In the listing that follows, count every line with the word "Metropolitana" in it and write only the total.

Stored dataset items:
══════

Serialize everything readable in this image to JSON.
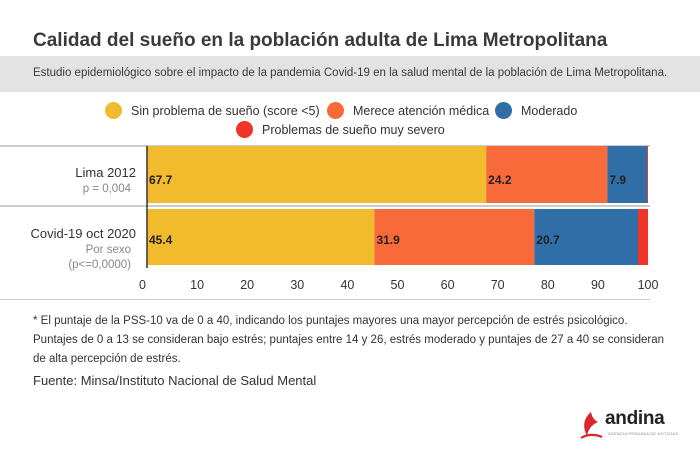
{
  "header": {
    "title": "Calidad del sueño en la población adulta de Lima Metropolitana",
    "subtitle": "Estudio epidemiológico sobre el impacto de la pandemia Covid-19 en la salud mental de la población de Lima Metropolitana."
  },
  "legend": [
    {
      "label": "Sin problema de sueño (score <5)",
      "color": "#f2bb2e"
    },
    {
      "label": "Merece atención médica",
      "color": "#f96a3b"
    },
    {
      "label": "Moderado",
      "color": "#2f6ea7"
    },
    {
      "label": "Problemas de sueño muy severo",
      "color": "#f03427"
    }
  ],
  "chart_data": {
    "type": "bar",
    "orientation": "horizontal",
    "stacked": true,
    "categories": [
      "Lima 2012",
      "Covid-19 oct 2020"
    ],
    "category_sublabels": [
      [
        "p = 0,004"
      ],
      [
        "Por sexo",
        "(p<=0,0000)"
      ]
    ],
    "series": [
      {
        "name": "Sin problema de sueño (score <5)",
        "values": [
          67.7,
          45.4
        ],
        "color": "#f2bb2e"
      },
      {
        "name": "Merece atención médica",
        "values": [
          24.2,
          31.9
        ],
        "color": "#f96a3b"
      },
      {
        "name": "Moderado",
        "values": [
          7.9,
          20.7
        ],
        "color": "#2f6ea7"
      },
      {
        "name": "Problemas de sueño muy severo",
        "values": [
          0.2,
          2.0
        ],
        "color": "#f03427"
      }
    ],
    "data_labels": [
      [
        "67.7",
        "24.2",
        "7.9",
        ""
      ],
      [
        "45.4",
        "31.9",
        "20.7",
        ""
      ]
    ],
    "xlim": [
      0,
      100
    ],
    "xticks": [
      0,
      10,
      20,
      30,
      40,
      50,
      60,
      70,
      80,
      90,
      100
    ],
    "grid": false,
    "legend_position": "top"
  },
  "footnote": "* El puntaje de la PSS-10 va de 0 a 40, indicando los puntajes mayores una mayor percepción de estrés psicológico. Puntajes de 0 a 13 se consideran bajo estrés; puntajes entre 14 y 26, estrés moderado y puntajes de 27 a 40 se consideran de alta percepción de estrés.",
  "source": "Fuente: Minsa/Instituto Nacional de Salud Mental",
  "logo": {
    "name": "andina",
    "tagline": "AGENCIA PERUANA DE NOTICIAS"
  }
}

══════

_TASK ANSWER_
2